*WHAT YOU SHOULD DO*. Spot each line that carries the word "unsuccessfully"; copy those lines.

[Dataset items]
=-=-=-=-=

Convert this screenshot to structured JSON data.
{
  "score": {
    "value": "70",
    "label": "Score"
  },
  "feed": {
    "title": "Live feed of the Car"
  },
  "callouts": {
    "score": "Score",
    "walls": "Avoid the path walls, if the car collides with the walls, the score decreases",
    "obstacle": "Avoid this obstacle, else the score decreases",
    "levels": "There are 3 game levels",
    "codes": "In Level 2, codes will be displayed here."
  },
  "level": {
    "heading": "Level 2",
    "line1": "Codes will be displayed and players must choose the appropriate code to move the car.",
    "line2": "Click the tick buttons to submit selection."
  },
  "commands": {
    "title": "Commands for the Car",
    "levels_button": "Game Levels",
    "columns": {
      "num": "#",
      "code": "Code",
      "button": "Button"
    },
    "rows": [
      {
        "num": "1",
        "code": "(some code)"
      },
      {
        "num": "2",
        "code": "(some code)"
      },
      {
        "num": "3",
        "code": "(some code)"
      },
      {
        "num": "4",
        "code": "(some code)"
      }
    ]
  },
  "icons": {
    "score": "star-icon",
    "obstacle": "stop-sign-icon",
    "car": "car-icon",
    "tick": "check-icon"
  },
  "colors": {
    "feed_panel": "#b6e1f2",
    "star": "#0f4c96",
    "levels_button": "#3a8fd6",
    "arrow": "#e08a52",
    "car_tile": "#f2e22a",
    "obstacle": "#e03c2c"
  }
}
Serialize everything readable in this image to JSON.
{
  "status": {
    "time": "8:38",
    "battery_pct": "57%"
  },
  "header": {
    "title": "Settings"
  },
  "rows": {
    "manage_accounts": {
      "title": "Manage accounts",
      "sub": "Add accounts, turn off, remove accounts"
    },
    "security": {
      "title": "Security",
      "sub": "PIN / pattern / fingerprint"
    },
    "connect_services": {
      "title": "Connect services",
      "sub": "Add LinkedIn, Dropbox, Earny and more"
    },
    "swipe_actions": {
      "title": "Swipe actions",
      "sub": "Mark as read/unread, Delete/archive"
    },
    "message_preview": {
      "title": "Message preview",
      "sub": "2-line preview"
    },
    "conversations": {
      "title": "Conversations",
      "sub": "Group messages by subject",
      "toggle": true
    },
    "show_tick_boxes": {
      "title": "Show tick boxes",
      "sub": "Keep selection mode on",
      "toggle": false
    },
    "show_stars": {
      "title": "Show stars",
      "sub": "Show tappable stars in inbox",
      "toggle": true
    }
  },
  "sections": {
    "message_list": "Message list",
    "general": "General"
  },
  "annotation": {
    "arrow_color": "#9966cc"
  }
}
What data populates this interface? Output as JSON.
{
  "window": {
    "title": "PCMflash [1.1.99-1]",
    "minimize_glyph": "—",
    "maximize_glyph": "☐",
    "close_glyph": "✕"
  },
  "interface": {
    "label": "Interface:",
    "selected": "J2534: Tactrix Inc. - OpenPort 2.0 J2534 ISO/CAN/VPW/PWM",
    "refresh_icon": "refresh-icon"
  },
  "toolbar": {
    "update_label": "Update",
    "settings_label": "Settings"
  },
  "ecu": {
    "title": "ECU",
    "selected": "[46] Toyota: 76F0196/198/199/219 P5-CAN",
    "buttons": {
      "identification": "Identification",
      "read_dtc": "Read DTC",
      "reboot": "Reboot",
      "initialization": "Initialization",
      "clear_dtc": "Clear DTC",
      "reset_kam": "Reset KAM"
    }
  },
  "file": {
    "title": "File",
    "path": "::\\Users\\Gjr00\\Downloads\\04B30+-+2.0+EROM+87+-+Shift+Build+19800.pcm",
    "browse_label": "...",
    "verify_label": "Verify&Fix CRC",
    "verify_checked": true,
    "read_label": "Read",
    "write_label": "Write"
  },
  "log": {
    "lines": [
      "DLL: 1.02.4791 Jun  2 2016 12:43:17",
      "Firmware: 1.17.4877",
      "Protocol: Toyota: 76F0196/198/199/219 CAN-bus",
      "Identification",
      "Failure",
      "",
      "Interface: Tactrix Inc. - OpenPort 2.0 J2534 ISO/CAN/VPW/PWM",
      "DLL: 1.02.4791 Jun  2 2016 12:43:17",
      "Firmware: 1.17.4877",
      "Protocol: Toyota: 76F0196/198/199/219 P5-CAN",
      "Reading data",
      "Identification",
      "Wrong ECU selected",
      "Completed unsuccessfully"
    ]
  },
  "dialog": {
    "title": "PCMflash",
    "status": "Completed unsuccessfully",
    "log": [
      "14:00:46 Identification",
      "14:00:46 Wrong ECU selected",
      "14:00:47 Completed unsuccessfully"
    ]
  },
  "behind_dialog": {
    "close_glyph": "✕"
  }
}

=-=-=-=-=

*FULL ANSWER*.
      "Completed unsuccessfully"
    "status": "Completed unsuccessfully",
      "14:00:47 Completed unsuccessfully"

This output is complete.